▸ Your instructions:
Retype the material word for word.

▸ Stored rows:
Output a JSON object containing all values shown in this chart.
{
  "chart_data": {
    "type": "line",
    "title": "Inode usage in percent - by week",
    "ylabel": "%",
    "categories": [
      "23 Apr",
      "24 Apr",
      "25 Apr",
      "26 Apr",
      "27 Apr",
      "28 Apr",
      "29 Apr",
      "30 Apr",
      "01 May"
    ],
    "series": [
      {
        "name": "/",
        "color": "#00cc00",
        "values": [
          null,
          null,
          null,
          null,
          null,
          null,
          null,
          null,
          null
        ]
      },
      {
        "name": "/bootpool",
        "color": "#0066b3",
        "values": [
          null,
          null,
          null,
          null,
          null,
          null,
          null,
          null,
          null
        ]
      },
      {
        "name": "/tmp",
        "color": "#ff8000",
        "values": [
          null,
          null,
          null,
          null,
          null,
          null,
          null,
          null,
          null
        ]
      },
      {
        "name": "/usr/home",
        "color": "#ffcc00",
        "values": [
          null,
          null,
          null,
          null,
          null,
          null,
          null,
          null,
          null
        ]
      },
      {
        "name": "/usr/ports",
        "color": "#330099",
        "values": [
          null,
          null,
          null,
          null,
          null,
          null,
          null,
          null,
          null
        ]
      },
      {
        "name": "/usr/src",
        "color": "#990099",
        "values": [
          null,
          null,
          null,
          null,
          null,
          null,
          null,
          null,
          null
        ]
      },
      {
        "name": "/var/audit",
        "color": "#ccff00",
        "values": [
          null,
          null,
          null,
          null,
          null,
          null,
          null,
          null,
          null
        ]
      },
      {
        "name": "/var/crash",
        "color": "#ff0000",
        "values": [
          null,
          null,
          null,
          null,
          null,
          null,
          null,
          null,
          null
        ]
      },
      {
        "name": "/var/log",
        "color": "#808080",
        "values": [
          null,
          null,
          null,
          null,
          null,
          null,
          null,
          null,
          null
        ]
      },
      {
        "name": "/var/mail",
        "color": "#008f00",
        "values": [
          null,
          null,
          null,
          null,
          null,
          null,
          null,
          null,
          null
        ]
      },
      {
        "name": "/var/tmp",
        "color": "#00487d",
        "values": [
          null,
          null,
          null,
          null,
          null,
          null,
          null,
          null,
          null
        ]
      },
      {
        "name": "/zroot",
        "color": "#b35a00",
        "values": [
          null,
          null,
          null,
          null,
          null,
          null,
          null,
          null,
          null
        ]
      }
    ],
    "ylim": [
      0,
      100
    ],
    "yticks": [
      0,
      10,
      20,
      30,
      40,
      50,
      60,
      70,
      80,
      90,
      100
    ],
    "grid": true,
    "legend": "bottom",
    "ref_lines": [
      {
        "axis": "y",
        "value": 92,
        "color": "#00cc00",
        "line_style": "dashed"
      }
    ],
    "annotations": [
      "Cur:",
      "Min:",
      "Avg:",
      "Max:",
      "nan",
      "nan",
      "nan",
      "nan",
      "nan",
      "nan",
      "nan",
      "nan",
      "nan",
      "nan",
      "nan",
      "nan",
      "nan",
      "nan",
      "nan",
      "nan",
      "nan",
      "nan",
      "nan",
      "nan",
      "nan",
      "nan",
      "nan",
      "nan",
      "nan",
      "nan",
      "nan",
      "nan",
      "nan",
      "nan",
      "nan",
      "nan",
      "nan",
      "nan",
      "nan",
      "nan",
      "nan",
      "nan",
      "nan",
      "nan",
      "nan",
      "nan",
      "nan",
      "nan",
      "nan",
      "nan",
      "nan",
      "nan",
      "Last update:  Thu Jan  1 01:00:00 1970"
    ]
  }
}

▸ Written answer:
Output a JSON object containing all values shown in this chart.
{
  "chart_data": {
    "type": "line",
    "title": "Inode usage in percent - by week",
    "ylabel": "%",
    "categories": [
      "23 Apr",
      "24 Apr",
      "25 Apr",
      "26 Apr",
      "27 Apr",
      "28 Apr",
      "29 Apr",
      "30 Apr",
      "01 May"
    ],
    "series": [
      {
        "name": "/",
        "color": "#00cc00",
        "values": [
          null,
          null,
          null,
          null,
          null,
          null,
          null,
          null,
          null
        ]
      },
      {
        "name": "/bootpool",
        "color": "#0066b3",
        "values": [
          null,
          null,
          null,
          null,
          null,
          null,
          null,
          null,
          null
        ]
      },
      {
        "name": "/tmp",
        "color": "#ff8000",
        "values": [
          null,
          null,
          null,
          null,
          null,
          null,
          null,
          null,
          null
        ]
      },
      {
        "name": "/usr/home",
        "color": "#ffcc00",
        "values": [
          null,
          null,
          null,
          null,
          null,
          null,
          null,
          null,
          null
        ]
      },
      {
        "name": "/usr/ports",
        "color": "#330099",
        "values": [
          null,
          null,
          null,
          null,
          null,
          null,
          null,
          null,
          null
        ]
      },
      {
        "name": "/usr/src",
        "color": "#990099",
        "values": [
          null,
          null,
          null,
          null,
          null,
          null,
          null,
          null,
          null
        ]
      },
      {
        "name": "/var/audit",
        "color": "#ccff00",
        "values": [
          null,
          null,
          null,
          null,
          null,
          null,
          null,
          null,
          null
        ]
      },
      {
        "name": "/var/crash",
        "color": "#ff0000",
        "values": [
          null,
          null,
          null,
          null,
          null,
          null,
          null,
          null,
          null
        ]
      },
      {
        "name": "/var/log",
        "color": "#808080",
        "values": [
          null,
          null,
          null,
          null,
          null,
          null,
          null,
          null,
          null
        ]
      },
      {
        "name": "/var/mail",
        "color": "#008f00",
        "values": [
          null,
          null,
          null,
          null,
          null,
          null,
          null,
          null,
          null
        ]
      },
      {
        "name": "/var/tmp",
        "color": "#00487d",
        "values": [
          null,
          null,
          null,
          null,
          null,
          null,
          null,
          null,
          null
        ]
      },
      {
        "name": "/zroot",
        "color": "#b35a00",
        "values": [
          null,
          null,
          null,
          null,
          null,
          null,
          null,
          null,
          null
        ]
      }
    ],
    "ylim": [
      0,
      100
    ],
    "yticks": [
      0,
      10,
      20,
      30,
      40,
      50,
      60,
      70,
      80,
      90,
      100
    ],
    "grid": true,
    "legend": "bottom",
    "ref_lines": [
      {
        "axis": "y",
        "value": 92,
        "color": "#00cc00",
        "line_style": "dashed"
      }
    ],
    "annotations": [
      "Cur:",
      "Min:",
      "Avg:",
      "Max:",
      "nan",
      "nan",
      "nan",
      "nan",
      "nan",
      "nan",
      "nan",
      "nan",
      "nan",
      "nan",
      "nan",
      "nan",
      "nan",
      "nan",
      "nan",
      "nan",
      "nan",
      "nan",
      "nan",
      "nan",
      "nan",
      "nan",
      "nan",
      "nan",
      "nan",
      "nan",
      "nan",
      "nan",
      "nan",
      "nan",
      "nan",
      "nan",
      "nan",
      "nan",
      "nan",
      "nan",
      "nan",
      "nan",
      "nan",
      "nan",
      "nan",
      "nan",
      "nan",
      "nan",
      "nan",
      "nan",
      "nan",
      "nan",
      "Last update:  Thu Jan  1 01:00:00 1970"
    ]
  }
}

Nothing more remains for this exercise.